* start DATASET *

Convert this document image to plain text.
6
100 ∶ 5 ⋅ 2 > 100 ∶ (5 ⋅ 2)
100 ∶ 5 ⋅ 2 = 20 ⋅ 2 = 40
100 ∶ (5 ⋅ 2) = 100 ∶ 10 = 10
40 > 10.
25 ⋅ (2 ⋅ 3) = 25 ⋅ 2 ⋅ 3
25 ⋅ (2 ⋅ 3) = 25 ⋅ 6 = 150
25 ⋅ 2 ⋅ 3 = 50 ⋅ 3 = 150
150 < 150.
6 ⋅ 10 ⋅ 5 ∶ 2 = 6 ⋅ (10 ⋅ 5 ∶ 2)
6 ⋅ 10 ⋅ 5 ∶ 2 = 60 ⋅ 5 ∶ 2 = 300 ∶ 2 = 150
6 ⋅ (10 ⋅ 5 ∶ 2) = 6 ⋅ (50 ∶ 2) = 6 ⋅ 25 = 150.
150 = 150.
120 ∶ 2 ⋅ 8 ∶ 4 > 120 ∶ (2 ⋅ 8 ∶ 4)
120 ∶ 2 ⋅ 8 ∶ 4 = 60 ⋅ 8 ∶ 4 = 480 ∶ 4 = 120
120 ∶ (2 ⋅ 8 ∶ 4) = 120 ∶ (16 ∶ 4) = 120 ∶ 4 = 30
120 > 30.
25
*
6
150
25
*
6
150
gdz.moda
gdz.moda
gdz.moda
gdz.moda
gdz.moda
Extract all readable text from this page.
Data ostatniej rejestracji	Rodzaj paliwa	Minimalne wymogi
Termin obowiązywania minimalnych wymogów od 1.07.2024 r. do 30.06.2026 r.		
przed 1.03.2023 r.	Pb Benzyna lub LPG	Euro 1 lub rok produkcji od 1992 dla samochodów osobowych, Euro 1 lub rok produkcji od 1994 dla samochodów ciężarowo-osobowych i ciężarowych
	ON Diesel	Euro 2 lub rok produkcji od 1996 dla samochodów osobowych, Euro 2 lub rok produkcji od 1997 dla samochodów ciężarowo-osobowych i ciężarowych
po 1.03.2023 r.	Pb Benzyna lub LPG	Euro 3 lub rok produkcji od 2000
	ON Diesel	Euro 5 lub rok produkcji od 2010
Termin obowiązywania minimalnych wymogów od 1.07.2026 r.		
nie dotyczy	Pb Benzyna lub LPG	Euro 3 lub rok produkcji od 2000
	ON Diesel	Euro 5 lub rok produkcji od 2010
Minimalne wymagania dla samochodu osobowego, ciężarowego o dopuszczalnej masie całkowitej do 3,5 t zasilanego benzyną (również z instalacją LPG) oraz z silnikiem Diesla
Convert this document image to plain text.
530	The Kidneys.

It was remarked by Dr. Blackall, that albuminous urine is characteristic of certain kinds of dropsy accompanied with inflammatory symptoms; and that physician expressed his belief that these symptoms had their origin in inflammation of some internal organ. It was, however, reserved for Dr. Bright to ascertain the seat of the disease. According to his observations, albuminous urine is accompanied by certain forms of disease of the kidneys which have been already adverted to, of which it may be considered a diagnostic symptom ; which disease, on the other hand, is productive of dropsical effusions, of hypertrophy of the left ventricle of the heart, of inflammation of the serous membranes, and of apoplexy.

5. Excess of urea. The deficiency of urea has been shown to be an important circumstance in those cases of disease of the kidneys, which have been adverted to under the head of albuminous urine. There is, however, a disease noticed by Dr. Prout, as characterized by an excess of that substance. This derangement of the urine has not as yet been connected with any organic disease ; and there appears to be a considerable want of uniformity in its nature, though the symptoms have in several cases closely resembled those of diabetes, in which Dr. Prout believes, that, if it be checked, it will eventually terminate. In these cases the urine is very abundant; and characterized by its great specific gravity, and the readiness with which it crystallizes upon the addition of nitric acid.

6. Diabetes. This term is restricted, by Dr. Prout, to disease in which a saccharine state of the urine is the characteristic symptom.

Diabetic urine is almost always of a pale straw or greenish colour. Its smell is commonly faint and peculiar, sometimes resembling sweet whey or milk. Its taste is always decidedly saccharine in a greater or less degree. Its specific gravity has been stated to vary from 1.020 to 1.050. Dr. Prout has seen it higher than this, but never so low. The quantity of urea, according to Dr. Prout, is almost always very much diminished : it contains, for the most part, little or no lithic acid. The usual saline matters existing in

* end DATASET *

Take every line from the records above that has the word "samochodów" and copy it.

FINISHED EXERCISE:
przed 1.03.2023 r.	Pb Benzyna lub LPG	Euro 1 lub rok produkcji od 1992 dla samochodów osobowych, Euro 1 lub rok produkcji od 1994 dla samochodów ciężarowo-osobowych i ciężarowych
	ON Diesel	Euro 2 lub rok produkcji od 1996 dla samochodów osobowych, Euro 2 lub rok produkcji od 1997 dla samochodów ciężarowo-osobowych i ciężarowych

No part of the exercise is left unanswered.